* Start DATA PROVIDED *

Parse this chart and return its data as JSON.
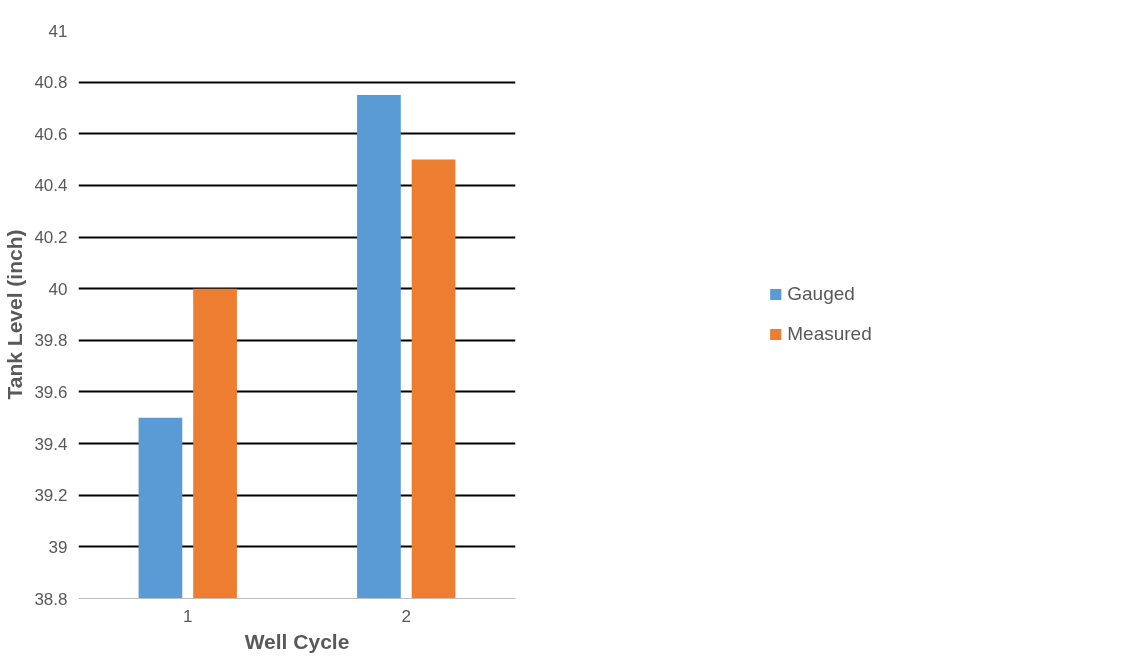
{
  "chart_data": {
    "type": "bar",
    "xlabel": "Well Cycle",
    "ylabel": "Tank Level (inch)",
    "categories": [
      "1",
      "2"
    ],
    "series": [
      {
        "name": "Gauged",
        "color": "#5b9bd5",
        "values": [
          39.5,
          40.75
        ]
      },
      {
        "name": "Measured",
        "color": "#ed7d31",
        "values": [
          40.0,
          40.5
        ]
      }
    ],
    "ylim": [
      38.8,
      41
    ],
    "yticks": [
      38.8,
      39,
      39.2,
      39.4,
      39.6,
      39.8,
      40,
      40.2,
      40.4,
      40.6,
      40.8,
      41
    ],
    "grid": "y",
    "legend": "right"
  }
}
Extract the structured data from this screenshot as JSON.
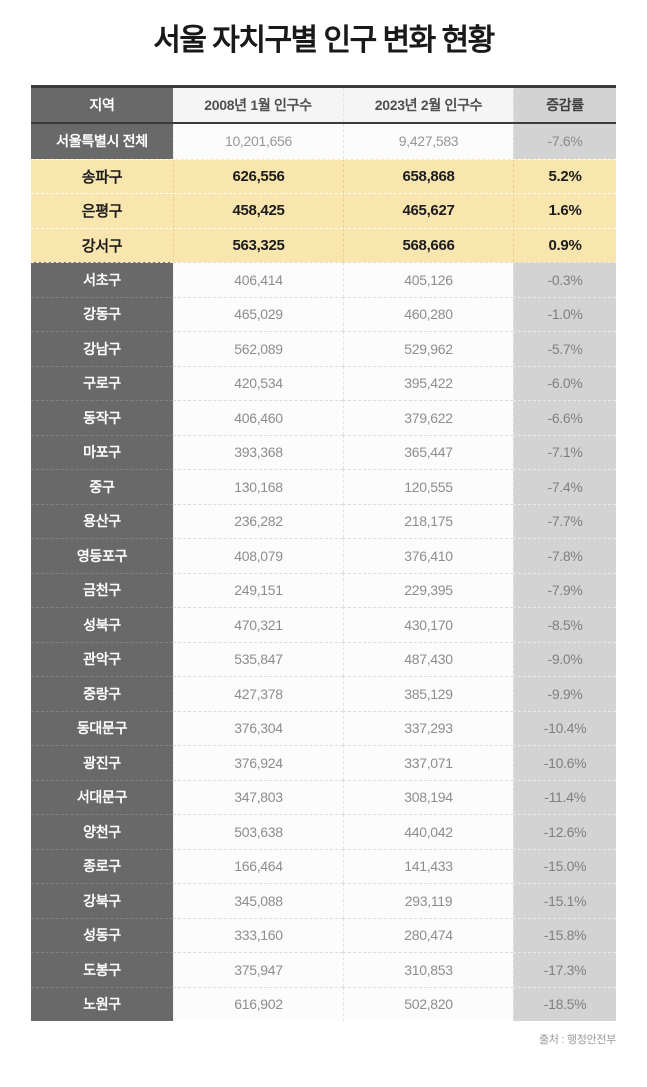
{
  "title": "서울 자치구별 인구 변화 현황",
  "footer": {
    "source": "출처 : 행정안전부"
  },
  "colors": {
    "highlight_yellow": "#f9e6ae",
    "region_column_dark": "#696969",
    "change_column_gray": "#d3d3d3",
    "table_border_dark": "#3b3b3b",
    "body_text_gray": "#8d8d8d"
  },
  "table": {
    "headers": [
      "지역",
      "2008년 1월 인구수",
      "2023년 2월 인구수",
      "증감률"
    ],
    "rows": [
      {
        "region": "서울특별시 전체",
        "pop_2008": "10,201,656",
        "pop_2023": "9,427,583",
        "change": "-7.6%",
        "style": "summary"
      },
      {
        "region": "송파구",
        "pop_2008": "626,556",
        "pop_2023": "658,868",
        "change": "5.2%",
        "style": "highlight"
      },
      {
        "region": "은평구",
        "pop_2008": "458,425",
        "pop_2023": "465,627",
        "change": "1.6%",
        "style": "highlight"
      },
      {
        "region": "강서구",
        "pop_2008": "563,325",
        "pop_2023": "568,666",
        "change": "0.9%",
        "style": "highlight"
      },
      {
        "region": "서초구",
        "pop_2008": "406,414",
        "pop_2023": "405,126",
        "change": "-0.3%",
        "style": "regular"
      },
      {
        "region": "강동구",
        "pop_2008": "465,029",
        "pop_2023": "460,280",
        "change": "-1.0%",
        "style": "regular"
      },
      {
        "region": "강남구",
        "pop_2008": "562,089",
        "pop_2023": "529,962",
        "change": "-5.7%",
        "style": "regular"
      },
      {
        "region": "구로구",
        "pop_2008": "420,534",
        "pop_2023": "395,422",
        "change": "-6.0%",
        "style": "regular"
      },
      {
        "region": "동작구",
        "pop_2008": "406,460",
        "pop_2023": "379,622",
        "change": "-6.6%",
        "style": "regular"
      },
      {
        "region": "마포구",
        "pop_2008": "393,368",
        "pop_2023": "365,447",
        "change": "-7.1%",
        "style": "regular"
      },
      {
        "region": "중구",
        "pop_2008": "130,168",
        "pop_2023": "120,555",
        "change": "-7.4%",
        "style": "regular"
      },
      {
        "region": "용산구",
        "pop_2008": "236,282",
        "pop_2023": "218,175",
        "change": "-7.7%",
        "style": "regular"
      },
      {
        "region": "영등포구",
        "pop_2008": "408,079",
        "pop_2023": "376,410",
        "change": "-7.8%",
        "style": "regular"
      },
      {
        "region": "금천구",
        "pop_2008": "249,151",
        "pop_2023": "229,395",
        "change": "-7.9%",
        "style": "regular"
      },
      {
        "region": "성북구",
        "pop_2008": "470,321",
        "pop_2023": "430,170",
        "change": "-8.5%",
        "style": "regular"
      },
      {
        "region": "관악구",
        "pop_2008": "535,847",
        "pop_2023": "487,430",
        "change": "-9.0%",
        "style": "regular"
      },
      {
        "region": "중랑구",
        "pop_2008": "427,378",
        "pop_2023": "385,129",
        "change": "-9.9%",
        "style": "regular"
      },
      {
        "region": "동대문구",
        "pop_2008": "376,304",
        "pop_2023": "337,293",
        "change": "-10.4%",
        "style": "regular"
      },
      {
        "region": "광진구",
        "pop_2008": "376,924",
        "pop_2023": "337,071",
        "change": "-10.6%",
        "style": "regular"
      },
      {
        "region": "서대문구",
        "pop_2008": "347,803",
        "pop_2023": "308,194",
        "change": "-11.4%",
        "style": "regular"
      },
      {
        "region": "양천구",
        "pop_2008": "503,638",
        "pop_2023": "440,042",
        "change": "-12.6%",
        "style": "regular"
      },
      {
        "region": "종로구",
        "pop_2008": "166,464",
        "pop_2023": "141,433",
        "change": "-15.0%",
        "style": "regular"
      },
      {
        "region": "강북구",
        "pop_2008": "345,088",
        "pop_2023": "293,119",
        "change": "-15.1%",
        "style": "regular"
      },
      {
        "region": "성동구",
        "pop_2008": "333,160",
        "pop_2023": "280,474",
        "change": "-15.8%",
        "style": "regular"
      },
      {
        "region": "도봉구",
        "pop_2008": "375,947",
        "pop_2023": "310,853",
        "change": "-17.3%",
        "style": "regular"
      },
      {
        "region": "노원구",
        "pop_2008": "616,902",
        "pop_2023": "502,820",
        "change": "-18.5%",
        "style": "regular"
      }
    ]
  },
  "chart_data": {
    "type": "table",
    "title": "서울 자치구별 인구 변화 현황",
    "columns": [
      "지역",
      "2008년 1월 인구수",
      "2023년 2월 인구수",
      "증감률"
    ],
    "categories": [
      "서울특별시 전체",
      "송파구",
      "은평구",
      "강서구",
      "서초구",
      "강동구",
      "강남구",
      "구로구",
      "동작구",
      "마포구",
      "중구",
      "용산구",
      "영등포구",
      "금천구",
      "성북구",
      "관악구",
      "중랑구",
      "동대문구",
      "광진구",
      "서대문구",
      "양천구",
      "종로구",
      "강북구",
      "성동구",
      "도봉구",
      "노원구"
    ],
    "series": [
      {
        "name": "2008년 1월 인구수",
        "values": [
          10201656,
          626556,
          458425,
          563325,
          406414,
          465029,
          562089,
          420534,
          406460,
          393368,
          130168,
          236282,
          408079,
          249151,
          470321,
          535847,
          427378,
          376304,
          376924,
          347803,
          503638,
          166464,
          345088,
          333160,
          375947,
          616902
        ]
      },
      {
        "name": "2023년 2월 인구수",
        "values": [
          9427583,
          658868,
          465627,
          568666,
          405126,
          460280,
          529962,
          395422,
          379622,
          365447,
          120555,
          218175,
          376410,
          229395,
          430170,
          487430,
          385129,
          337293,
          337071,
          308194,
          440042,
          141433,
          293119,
          280474,
          310853,
          502820
        ]
      },
      {
        "name": "증감률(%)",
        "values": [
          -7.6,
          5.2,
          1.6,
          0.9,
          -0.3,
          -1.0,
          -5.7,
          -6.0,
          -6.6,
          -7.1,
          -7.4,
          -7.7,
          -7.8,
          -7.9,
          -8.5,
          -9.0,
          -9.9,
          -10.4,
          -10.6,
          -11.4,
          -12.6,
          -15.0,
          -15.1,
          -15.8,
          -17.3,
          -18.5
        ]
      }
    ],
    "annotations": [
      "highlighted rows: 송파구, 은평구, 강서구 (population increased)"
    ],
    "source": "출처 : 행정안전부"
  }
}
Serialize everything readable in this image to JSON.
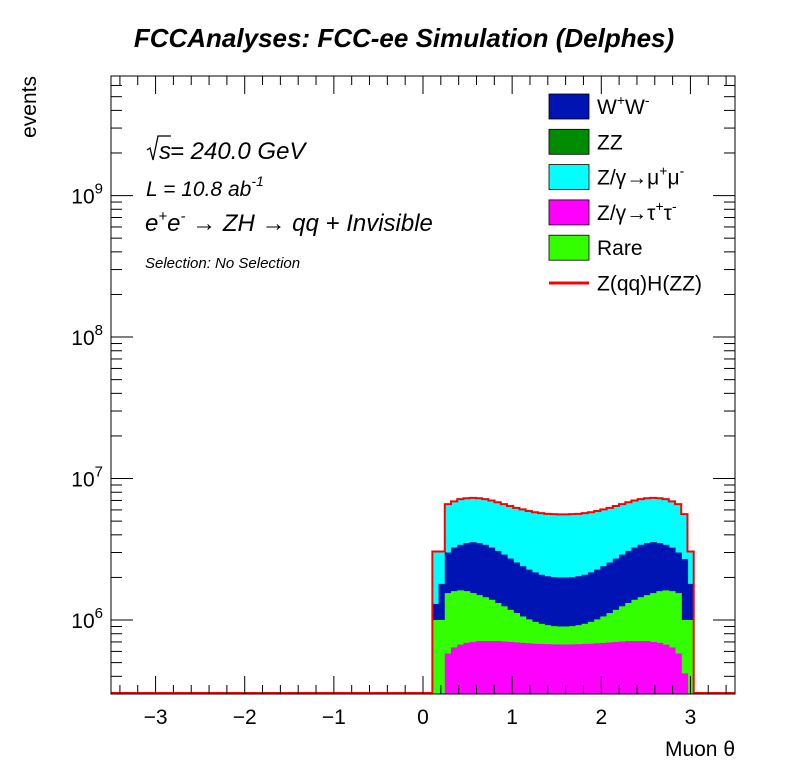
{
  "chart_data": {
    "type": "histogram-stacked",
    "title": "FCCAnalyses: FCC-ee Simulation (Delphes)",
    "xlabel": "Muon θ",
    "ylabel": "events",
    "xlim": [
      -3.5,
      3.5
    ],
    "ylim": [
      300000,
      7000000000
    ],
    "log_y": true,
    "x_ticks": [
      -3,
      -2,
      -1,
      0,
      1,
      2,
      3
    ],
    "x_tick_labels": [
      "−3",
      "−2",
      "−1",
      "0",
      "1",
      "2",
      "3"
    ],
    "y_ticks": [
      {
        "value": 1000000,
        "base": "10",
        "exp": "6"
      },
      {
        "value": 10000000,
        "base": "10",
        "exp": "7"
      },
      {
        "value": 100000000,
        "base": "10",
        "exp": "8"
      },
      {
        "value": 1000000000,
        "base": "10",
        "exp": "9"
      }
    ],
    "annotations": {
      "sqrt_s": {
        "sqrt": "s",
        "rest": " = 240.0 GeV"
      },
      "lumi": {
        "main": "L = 10.8 ab",
        "sup": "-1"
      },
      "process": {
        "e1": "e",
        "e1sup": "+",
        "e2": "e",
        "e2sup": "-",
        "arrow1": " → ZH ",
        "arrow2": "→ qq + Invisible"
      },
      "selection": "Selection: No Selection"
    },
    "legend_position": "top-right",
    "legend": [
      {
        "key": "ww",
        "label_html": "W<sup>+</sup>W<sup>-</sup>",
        "parts": [
          "W",
          "+",
          "W",
          "-"
        ],
        "color": "#0014b4",
        "style": "fill"
      },
      {
        "key": "zz",
        "label": "ZZ",
        "color": "#008c00",
        "style": "fill"
      },
      {
        "key": "zmumu",
        "parts": [
          "Z/γ→μ",
          "+",
          "μ",
          "-"
        ],
        "color": "#00ffff",
        "style": "fill"
      },
      {
        "key": "ztautau",
        "parts": [
          "Z/γ→τ",
          "+",
          "τ",
          "-"
        ],
        "color": "#ff00ff",
        "style": "fill"
      },
      {
        "key": "rare",
        "label": "Rare",
        "color": "#33ff00",
        "style": "fill"
      },
      {
        "key": "signal",
        "label": "Z(qq)H(ZZ)",
        "color": "#ff0000",
        "style": "line"
      }
    ],
    "bin_width": 0.0698,
    "bins_x_start": [
      0.105,
      0.175,
      0.244,
      0.314,
      0.384,
      0.454,
      0.524,
      0.593,
      0.663,
      0.733,
      0.803,
      0.873,
      0.942,
      1.012,
      1.082,
      1.152,
      1.222,
      1.291,
      1.361,
      1.431,
      1.501,
      1.571,
      1.64,
      1.71,
      1.78,
      1.85,
      1.92,
      1.989,
      2.059,
      2.129,
      2.199,
      2.269,
      2.338,
      2.408,
      2.478,
      2.548,
      2.618,
      2.687,
      2.757,
      2.827,
      2.897,
      2.967
    ],
    "series_cumulative": [
      {
        "name": "Z/γ→τ+τ-",
        "key": "ztautau",
        "values": [
          300000,
          300000,
          580000,
          640000,
          670000,
          690000,
          700000,
          710000,
          710000,
          710000,
          710000,
          705000,
          700000,
          695000,
          690000,
          685000,
          680000,
          678000,
          675000,
          673000,
          672000,
          672000,
          673000,
          675000,
          678000,
          680000,
          685000,
          690000,
          695000,
          700000,
          705000,
          710000,
          710000,
          710000,
          710000,
          700000,
          690000,
          670000,
          640000,
          580000,
          420000,
          300000
        ]
      },
      {
        "name": "Rare",
        "key": "rare",
        "values": [
          1000000,
          1000000,
          1550000,
          1600000,
          1620000,
          1600000,
          1550000,
          1500000,
          1450000,
          1390000,
          1320000,
          1250000,
          1180000,
          1120000,
          1060000,
          1010000,
          970000,
          940000,
          920000,
          905000,
          900000,
          900000,
          905000,
          920000,
          940000,
          970000,
          1010000,
          1060000,
          1120000,
          1180000,
          1250000,
          1320000,
          1390000,
          1450000,
          1500000,
          1550000,
          1600000,
          1620000,
          1600000,
          1550000,
          1000000,
          1000000
        ]
      },
      {
        "name": "W+W-",
        "key": "ww",
        "values": [
          1300000,
          1800000,
          3000000,
          3250000,
          3400000,
          3500000,
          3550000,
          3500000,
          3400000,
          3250000,
          3080000,
          2900000,
          2720000,
          2550000,
          2400000,
          2270000,
          2170000,
          2090000,
          2040000,
          2010000,
          2000000,
          2000000,
          2010000,
          2040000,
          2090000,
          2170000,
          2270000,
          2400000,
          2550000,
          2720000,
          2900000,
          3080000,
          3250000,
          3400000,
          3500000,
          3550000,
          3500000,
          3400000,
          3250000,
          3000000,
          2700000,
          1800000
        ]
      },
      {
        "name": "Z/γ→μ+μ-",
        "key": "zmumu",
        "values": [
          3050000,
          3050000,
          6600000,
          6900000,
          7150000,
          7250000,
          7300000,
          7250000,
          7150000,
          7000000,
          6800000,
          6600000,
          6400000,
          6200000,
          6050000,
          5900000,
          5780000,
          5700000,
          5630000,
          5600000,
          5580000,
          5580000,
          5600000,
          5630000,
          5700000,
          5780000,
          5900000,
          6050000,
          6200000,
          6400000,
          6600000,
          6800000,
          7000000,
          7150000,
          7250000,
          7300000,
          7250000,
          7150000,
          6900000,
          6600000,
          5600000,
          3050000
        ]
      }
    ]
  }
}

* End DATA PROVIDED *

* WHAT TO PRODUCE: Give only the number of lines in the entries above that hold the string "type".

* REPLY TO THE EXERCISE: 3